:: Extracted records ::

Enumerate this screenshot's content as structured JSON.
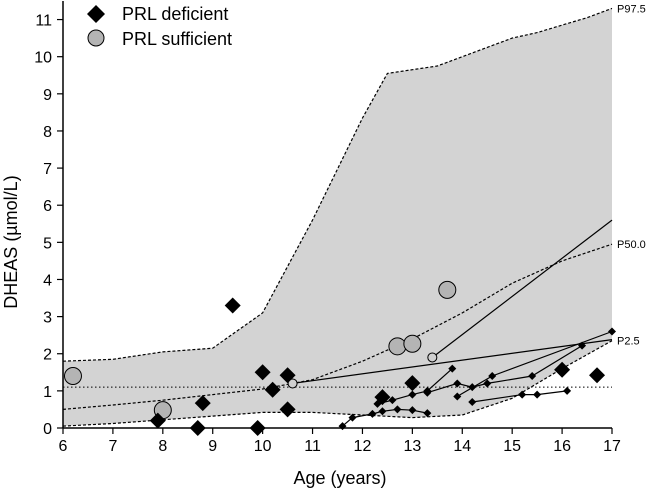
{
  "chart_data": {
    "type": "scatter",
    "xlabel": "Age  (years)",
    "ylabel": "DHEAS (µmol/L)",
    "xlim": [
      6,
      17
    ],
    "ylim": [
      0,
      11.5
    ],
    "xticks": [
      "6",
      "7",
      "8",
      "9",
      "10",
      "11",
      "12",
      "13",
      "14",
      "15",
      "16",
      "17"
    ],
    "yticks": [
      "0",
      "1",
      "2",
      "3",
      "4",
      "5",
      "6",
      "7",
      "8",
      "9",
      "10",
      "11"
    ],
    "legend": [
      {
        "name": "PRL deficient",
        "marker": "diamond",
        "color": "#000000"
      },
      {
        "name": "PRL sufficient",
        "marker": "circle",
        "color": "#b4b4b4"
      }
    ],
    "reference_band": {
      "fill": "#d3d3d3",
      "p97_5": {
        "label": "P97.5",
        "x": [
          6,
          7,
          8,
          9,
          10,
          11,
          12,
          12.5,
          13,
          13.5,
          14,
          14.5,
          15,
          15.5,
          16,
          16.5,
          17
        ],
        "y": [
          1.8,
          1.85,
          2.05,
          2.15,
          3.1,
          5.6,
          8.35,
          9.55,
          9.65,
          9.75,
          10.0,
          10.25,
          10.5,
          10.65,
          10.85,
          11.05,
          11.3
        ]
      },
      "p50": {
        "label": "P50.0",
        "x": [
          6,
          7,
          8,
          9,
          10,
          11,
          12,
          13,
          14,
          15,
          16,
          17
        ],
        "y": [
          0.5,
          0.62,
          0.75,
          0.9,
          1.05,
          1.3,
          1.8,
          2.4,
          3.1,
          3.9,
          4.5,
          4.95
        ]
      },
      "p2_5": {
        "label": "P2.5",
        "x": [
          6,
          7,
          8,
          9,
          10,
          11,
          12,
          13,
          14,
          15,
          16,
          17
        ],
        "y": [
          0.05,
          0.12,
          0.22,
          0.32,
          0.42,
          0.42,
          0.35,
          0.28,
          0.35,
          0.8,
          1.6,
          2.35
        ]
      }
    },
    "reference_line_y": 1.1,
    "series": [
      {
        "name": "PRL deficient",
        "points": [
          {
            "x": 7.9,
            "y": 0.2
          },
          {
            "x": 8.7,
            "y": 0.0
          },
          {
            "x": 8.8,
            "y": 0.67
          },
          {
            "x": 9.4,
            "y": 3.3
          },
          {
            "x": 9.9,
            "y": 0.0
          },
          {
            "x": 10.0,
            "y": 1.5
          },
          {
            "x": 10.2,
            "y": 1.03
          },
          {
            "x": 10.5,
            "y": 1.42
          },
          {
            "x": 10.5,
            "y": 0.5
          },
          {
            "x": 12.4,
            "y": 0.83
          },
          {
            "x": 13.0,
            "y": 1.21
          },
          {
            "x": 16.0,
            "y": 1.57
          },
          {
            "x": 16.7,
            "y": 1.42
          }
        ]
      },
      {
        "name": "PRL sufficient",
        "points": [
          {
            "x": 6.2,
            "y": 1.4
          },
          {
            "x": 8.0,
            "y": 0.48
          },
          {
            "x": 12.7,
            "y": 2.2
          },
          {
            "x": 13.0,
            "y": 2.27
          },
          {
            "x": 13.7,
            "y": 3.72
          }
        ]
      }
    ],
    "trajectories": [
      {
        "marker": "circle",
        "x": [
          10.6,
          17.0
        ],
        "y": [
          1.2,
          2.38
        ]
      },
      {
        "marker": "circle",
        "x": [
          13.4,
          17.0
        ],
        "y": [
          1.9,
          5.6
        ]
      },
      {
        "marker": "diamond",
        "x": [
          11.6,
          11.8,
          12.2,
          12.4,
          12.7,
          13.0,
          13.3
        ],
        "y": [
          0.05,
          0.28,
          0.38,
          0.45,
          0.5,
          0.48,
          0.4
        ]
      },
      {
        "marker": "diamond",
        "x": [
          12.3,
          12.6,
          13.0,
          13.3,
          13.8
        ],
        "y": [
          0.65,
          0.75,
          0.9,
          1.0,
          1.6
        ]
      },
      {
        "marker": "diamond",
        "x": [
          13.3,
          13.9,
          14.2,
          14.5,
          15.4,
          16.4
        ],
        "y": [
          0.95,
          1.2,
          1.1,
          1.2,
          1.4,
          2.22
        ]
      },
      {
        "marker": "diamond",
        "x": [
          13.9,
          14.6,
          17.0
        ],
        "y": [
          0.85,
          1.4,
          2.6
        ]
      },
      {
        "marker": "diamond",
        "x": [
          14.2,
          15.2,
          15.5,
          16.1
        ],
        "y": [
          0.7,
          0.9,
          0.9,
          1.0
        ]
      }
    ]
  }
}
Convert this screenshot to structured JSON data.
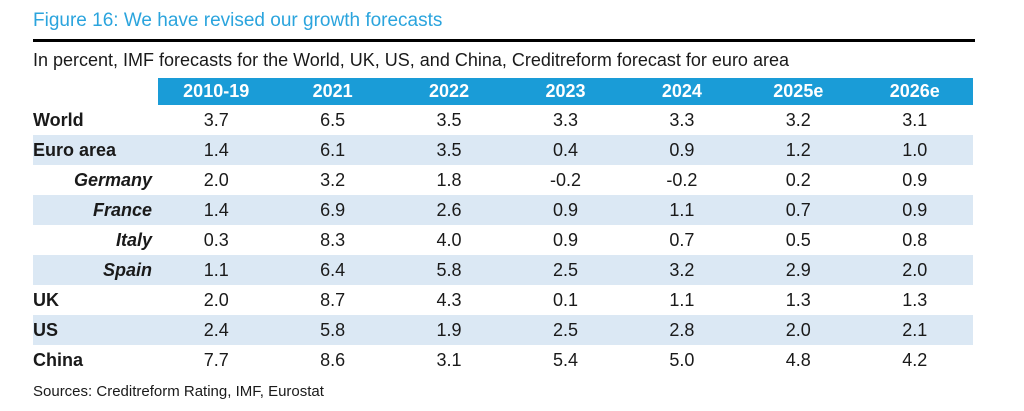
{
  "figure": {
    "title": "Figure 16: We have revised our growth forecasts",
    "subtitle": "In percent, IMF forecasts for the World, UK, US, and China, Creditreform forecast for euro area",
    "sources": "Sources: Creditreform Rating, IMF, Eurostat"
  },
  "colors": {
    "title_accent": "#2BA4DD",
    "header_bg": "#1A9CD7",
    "header_text": "#FFFFFF",
    "row_shade": "#DBE8F4",
    "text": "#1A1A1A",
    "rule": "#000000"
  },
  "chart_data": {
    "type": "table",
    "title": "Figure 16: We have revised our growth forecasts",
    "subtitle": "In percent, IMF forecasts for the World, UK, US, and China, Creditreform forecast for euro area",
    "columns": [
      "2010-19",
      "2021",
      "2022",
      "2023",
      "2024",
      "2025e",
      "2026e"
    ],
    "rows": [
      {
        "label": "World",
        "indent": false,
        "shaded": false,
        "values": [
          "3.7",
          "6.5",
          "3.5",
          "3.3",
          "3.3",
          "3.2",
          "3.1"
        ]
      },
      {
        "label": "Euro area",
        "indent": false,
        "shaded": true,
        "values": [
          "1.4",
          "6.1",
          "3.5",
          "0.4",
          "0.9",
          "1.2",
          "1.0"
        ]
      },
      {
        "label": "Germany",
        "indent": true,
        "shaded": false,
        "values": [
          "2.0",
          "3.2",
          "1.8",
          "-0.2",
          "-0.2",
          "0.2",
          "0.9"
        ]
      },
      {
        "label": "France",
        "indent": true,
        "shaded": true,
        "values": [
          "1.4",
          "6.9",
          "2.6",
          "0.9",
          "1.1",
          "0.7",
          "0.9"
        ]
      },
      {
        "label": "Italy",
        "indent": true,
        "shaded": false,
        "values": [
          "0.3",
          "8.3",
          "4.0",
          "0.9",
          "0.7",
          "0.5",
          "0.8"
        ]
      },
      {
        "label": "Spain",
        "indent": true,
        "shaded": true,
        "values": [
          "1.1",
          "6.4",
          "5.8",
          "2.5",
          "3.2",
          "2.9",
          "2.0"
        ]
      },
      {
        "label": "UK",
        "indent": false,
        "shaded": false,
        "values": [
          "2.0",
          "8.7",
          "4.3",
          "0.1",
          "1.1",
          "1.3",
          "1.3"
        ]
      },
      {
        "label": "US",
        "indent": false,
        "shaded": true,
        "values": [
          "2.4",
          "5.8",
          "1.9",
          "2.5",
          "2.8",
          "2.0",
          "2.1"
        ]
      },
      {
        "label": "China",
        "indent": false,
        "shaded": false,
        "values": [
          "7.7",
          "8.6",
          "3.1",
          "5.4",
          "5.0",
          "4.8",
          "4.2"
        ]
      }
    ],
    "sources": "Sources: Creditreform Rating, IMF, Eurostat",
    "legend": null,
    "grid": false
  }
}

:::

--- Your goal ---
Retype the data above exactly; pictures are not part of the copy.

--- Task answer ---
Enumerate this screenshot's content as structured JSON.
{
  "chart_data": {
    "type": "scatter",
    "xlabel": "Age  (years)",
    "ylabel": "DHEAS (µmol/L)",
    "xlim": [
      6,
      17
    ],
    "ylim": [
      0,
      11.5
    ],
    "xticks": [
      "6",
      "7",
      "8",
      "9",
      "10",
      "11",
      "12",
      "13",
      "14",
      "15",
      "16",
      "17"
    ],
    "yticks": [
      "0",
      "1",
      "2",
      "3",
      "4",
      "5",
      "6",
      "7",
      "8",
      "9",
      "10",
      "11"
    ],
    "legend": [
      {
        "name": "PRL deficient",
        "marker": "diamond",
        "color": "#000000"
      },
      {
        "name": "PRL sufficient",
        "marker": "circle",
        "color": "#b4b4b4"
      }
    ],
    "reference_band": {
      "fill": "#d3d3d3",
      "p97_5": {
        "label": "P97.5",
        "x": [
          6,
          7,
          8,
          9,
          10,
          11,
          12,
          12.5,
          13,
          13.5,
          14,
          14.5,
          15,
          15.5,
          16,
          16.5,
          17
        ],
        "y": [
          1.8,
          1.85,
          2.05,
          2.15,
          3.1,
          5.6,
          8.35,
          9.55,
          9.65,
          9.75,
          10.0,
          10.25,
          10.5,
          10.65,
          10.85,
          11.05,
          11.3
        ]
      },
      "p50": {
        "label": "P50.0",
        "x": [
          6,
          7,
          8,
          9,
          10,
          11,
          12,
          13,
          14,
          15,
          16,
          17
        ],
        "y": [
          0.5,
          0.62,
          0.75,
          0.9,
          1.05,
          1.3,
          1.8,
          2.4,
          3.1,
          3.9,
          4.5,
          4.95
        ]
      },
      "p2_5": {
        "label": "P2.5",
        "x": [
          6,
          7,
          8,
          9,
          10,
          11,
          12,
          13,
          14,
          15,
          16,
          17
        ],
        "y": [
          0.05,
          0.12,
          0.22,
          0.32,
          0.42,
          0.42,
          0.35,
          0.28,
          0.35,
          0.8,
          1.6,
          2.35
        ]
      }
    },
    "reference_line_y": 1.1,
    "series": [
      {
        "name": "PRL deficient",
        "points": [
          {
            "x": 7.9,
            "y": 0.2
          },
          {
            "x": 8.7,
            "y": 0.0
          },
          {
            "x": 8.8,
            "y": 0.67
          },
          {
            "x": 9.4,
            "y": 3.3
          },
          {
            "x": 9.9,
            "y": 0.0
          },
          {
            "x": 10.0,
            "y": 1.5
          },
          {
            "x": 10.2,
            "y": 1.03
          },
          {
            "x": 10.5,
            "y": 1.42
          },
          {
            "x": 10.5,
            "y": 0.5
          },
          {
            "x": 12.4,
            "y": 0.83
          },
          {
            "x": 13.0,
            "y": 1.21
          },
          {
            "x": 16.0,
            "y": 1.57
          },
          {
            "x": 16.7,
            "y": 1.42
          }
        ]
      },
      {
        "name": "PRL sufficient",
        "points": [
          {
            "x": 6.2,
            "y": 1.4
          },
          {
            "x": 8.0,
            "y": 0.48
          },
          {
            "x": 12.7,
            "y": 2.2
          },
          {
            "x": 13.0,
            "y": 2.27
          },
          {
            "x": 13.7,
            "y": 3.72
          }
        ]
      }
    ],
    "trajectories": [
      {
        "marker": "circle",
        "x": [
          10.6,
          17.0
        ],
        "y": [
          1.2,
          2.38
        ]
      },
      {
        "marker": "circle",
        "x": [
          13.4,
          17.0
        ],
        "y": [
          1.9,
          5.6
        ]
      },
      {
        "marker": "diamond",
        "x": [
          11.6,
          11.8,
          12.2,
          12.4,
          12.7,
          13.0,
          13.3
        ],
        "y": [
          0.05,
          0.28,
          0.38,
          0.45,
          0.5,
          0.48,
          0.4
        ]
      },
      {
        "marker": "diamond",
        "x": [
          12.3,
          12.6,
          13.0,
          13.3,
          13.8
        ],
        "y": [
          0.65,
          0.75,
          0.9,
          1.0,
          1.6
        ]
      },
      {
        "marker": "diamond",
        "x": [
          13.3,
          13.9,
          14.2,
          14.5,
          15.4,
          16.4
        ],
        "y": [
          0.95,
          1.2,
          1.1,
          1.2,
          1.4,
          2.22
        ]
      },
      {
        "marker": "diamond",
        "x": [
          13.9,
          14.6,
          17.0
        ],
        "y": [
          0.85,
          1.4,
          2.6
        ]
      },
      {
        "marker": "diamond",
        "x": [
          14.2,
          15.2,
          15.5,
          16.1
        ],
        "y": [
          0.7,
          0.9,
          0.9,
          1.0
        ]
      }
    ]
  }
}
Convert this screenshot to structured JSON data.
{
  "figure": {
    "title": "Figure 16: We have revised our growth forecasts",
    "subtitle": "In percent, IMF forecasts for the World, UK, US, and China, Creditreform forecast for euro area",
    "sources": "Sources: Creditreform Rating, IMF, Eurostat"
  },
  "colors": {
    "title_accent": "#2BA4DD",
    "header_bg": "#1A9CD7",
    "header_text": "#FFFFFF",
    "row_shade": "#DBE8F4",
    "text": "#1A1A1A",
    "rule": "#000000"
  },
  "chart_data": {
    "type": "table",
    "title": "Figure 16: We have revised our growth forecasts",
    "subtitle": "In percent, IMF forecasts for the World, UK, US, and China, Creditreform forecast for euro area",
    "columns": [
      "2010-19",
      "2021",
      "2022",
      "2023",
      "2024",
      "2025e",
      "2026e"
    ],
    "rows": [
      {
        "label": "World",
        "indent": false,
        "shaded": false,
        "values": [
          "3.7",
          "6.5",
          "3.5",
          "3.3",
          "3.3",
          "3.2",
          "3.1"
        ]
      },
      {
        "label": "Euro area",
        "indent": false,
        "shaded": true,
        "values": [
          "1.4",
          "6.1",
          "3.5",
          "0.4",
          "0.9",
          "1.2",
          "1.0"
        ]
      },
      {
        "label": "Germany",
        "indent": true,
        "shaded": false,
        "values": [
          "2.0",
          "3.2",
          "1.8",
          "-0.2",
          "-0.2",
          "0.2",
          "0.9"
        ]
      },
      {
        "label": "France",
        "indent": true,
        "shaded": true,
        "values": [
          "1.4",
          "6.9",
          "2.6",
          "0.9",
          "1.1",
          "0.7",
          "0.9"
        ]
      },
      {
        "label": "Italy",
        "indent": true,
        "shaded": false,
        "values": [
          "0.3",
          "8.3",
          "4.0",
          "0.9",
          "0.7",
          "0.5",
          "0.8"
        ]
      },
      {
        "label": "Spain",
        "indent": true,
        "shaded": true,
        "values": [
          "1.1",
          "6.4",
          "5.8",
          "2.5",
          "3.2",
          "2.9",
          "2.0"
        ]
      },
      {
        "label": "UK",
        "indent": false,
        "shaded": false,
        "values": [
          "2.0",
          "8.7",
          "4.3",
          "0.1",
          "1.1",
          "1.3",
          "1.3"
        ]
      },
      {
        "label": "US",
        "indent": false,
        "shaded": true,
        "values": [
          "2.4",
          "5.8",
          "1.9",
          "2.5",
          "2.8",
          "2.0",
          "2.1"
        ]
      },
      {
        "label": "China",
        "indent": false,
        "shaded": false,
        "values": [
          "7.7",
          "8.6",
          "3.1",
          "5.4",
          "5.0",
          "4.8",
          "4.2"
        ]
      }
    ],
    "sources": "Sources: Creditreform Rating, IMF, Eurostat",
    "legend": null,
    "grid": false
  }
}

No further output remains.